* Supplied material *
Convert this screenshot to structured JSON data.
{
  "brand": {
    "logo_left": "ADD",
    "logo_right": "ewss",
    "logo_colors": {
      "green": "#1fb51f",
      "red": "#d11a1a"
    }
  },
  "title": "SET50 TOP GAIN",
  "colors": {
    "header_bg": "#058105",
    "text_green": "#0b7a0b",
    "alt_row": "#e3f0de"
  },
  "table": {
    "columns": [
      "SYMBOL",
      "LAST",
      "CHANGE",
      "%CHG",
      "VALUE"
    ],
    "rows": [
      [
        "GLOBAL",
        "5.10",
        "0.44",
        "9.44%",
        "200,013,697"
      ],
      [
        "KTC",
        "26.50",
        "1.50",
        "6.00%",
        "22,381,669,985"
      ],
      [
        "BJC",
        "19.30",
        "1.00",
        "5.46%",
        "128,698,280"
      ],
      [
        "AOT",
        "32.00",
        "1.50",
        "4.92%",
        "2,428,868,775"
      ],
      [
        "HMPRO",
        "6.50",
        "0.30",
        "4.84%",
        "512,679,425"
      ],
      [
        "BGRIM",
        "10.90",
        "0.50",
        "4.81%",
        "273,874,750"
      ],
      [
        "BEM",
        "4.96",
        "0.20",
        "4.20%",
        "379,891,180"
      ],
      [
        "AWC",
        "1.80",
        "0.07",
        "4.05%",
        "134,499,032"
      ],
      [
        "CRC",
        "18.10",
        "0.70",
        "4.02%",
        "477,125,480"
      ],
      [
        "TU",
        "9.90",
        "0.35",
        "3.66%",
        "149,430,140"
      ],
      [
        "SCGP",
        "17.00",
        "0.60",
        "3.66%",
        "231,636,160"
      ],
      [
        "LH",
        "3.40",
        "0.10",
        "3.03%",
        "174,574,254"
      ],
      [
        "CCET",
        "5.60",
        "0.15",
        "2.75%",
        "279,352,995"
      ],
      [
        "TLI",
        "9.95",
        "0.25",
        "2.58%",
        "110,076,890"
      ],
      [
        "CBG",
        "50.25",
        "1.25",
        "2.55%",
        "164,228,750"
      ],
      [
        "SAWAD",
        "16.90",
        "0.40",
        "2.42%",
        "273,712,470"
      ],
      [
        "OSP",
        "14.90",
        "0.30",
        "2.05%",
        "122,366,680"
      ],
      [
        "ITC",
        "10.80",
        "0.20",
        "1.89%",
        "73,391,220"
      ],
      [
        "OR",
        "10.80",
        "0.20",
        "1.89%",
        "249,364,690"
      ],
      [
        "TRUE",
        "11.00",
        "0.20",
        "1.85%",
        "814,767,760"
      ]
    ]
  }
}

* The request *
Copy out each line above, character for character.

* Solution for this exercise *
Convert this screenshot to structured JSON data.
{
  "brand": {
    "logo_left": "ADD",
    "logo_right": "ewss",
    "logo_colors": {
      "green": "#1fb51f",
      "red": "#d11a1a"
    }
  },
  "title": "SET50 TOP GAIN",
  "colors": {
    "header_bg": "#058105",
    "text_green": "#0b7a0b",
    "alt_row": "#e3f0de"
  },
  "table": {
    "columns": [
      "SYMBOL",
      "LAST",
      "CHANGE",
      "%CHG",
      "VALUE"
    ],
    "rows": [
      [
        "GLOBAL",
        "5.10",
        "0.44",
        "9.44%",
        "200,013,697"
      ],
      [
        "KTC",
        "26.50",
        "1.50",
        "6.00%",
        "22,381,669,985"
      ],
      [
        "BJC",
        "19.30",
        "1.00",
        "5.46%",
        "128,698,280"
      ],
      [
        "AOT",
        "32.00",
        "1.50",
        "4.92%",
        "2,428,868,775"
      ],
      [
        "HMPRO",
        "6.50",
        "0.30",
        "4.84%",
        "512,679,425"
      ],
      [
        "BGRIM",
        "10.90",
        "0.50",
        "4.81%",
        "273,874,750"
      ],
      [
        "BEM",
        "4.96",
        "0.20",
        "4.20%",
        "379,891,180"
      ],
      [
        "AWC",
        "1.80",
        "0.07",
        "4.05%",
        "134,499,032"
      ],
      [
        "CRC",
        "18.10",
        "0.70",
        "4.02%",
        "477,125,480"
      ],
      [
        "TU",
        "9.90",
        "0.35",
        "3.66%",
        "149,430,140"
      ],
      [
        "SCGP",
        "17.00",
        "0.60",
        "3.66%",
        "231,636,160"
      ],
      [
        "LH",
        "3.40",
        "0.10",
        "3.03%",
        "174,574,254"
      ],
      [
        "CCET",
        "5.60",
        "0.15",
        "2.75%",
        "279,352,995"
      ],
      [
        "TLI",
        "9.95",
        "0.25",
        "2.58%",
        "110,076,890"
      ],
      [
        "CBG",
        "50.25",
        "1.25",
        "2.55%",
        "164,228,750"
      ],
      [
        "SAWAD",
        "16.90",
        "0.40",
        "2.42%",
        "273,712,470"
      ],
      [
        "OSP",
        "14.90",
        "0.30",
        "2.05%",
        "122,366,680"
      ],
      [
        "ITC",
        "10.80",
        "0.20",
        "1.89%",
        "73,391,220"
      ],
      [
        "OR",
        "10.80",
        "0.20",
        "1.89%",
        "249,364,690"
      ],
      [
        "TRUE",
        "11.00",
        "0.20",
        "1.85%",
        "814,767,760"
      ]
    ]
  }
}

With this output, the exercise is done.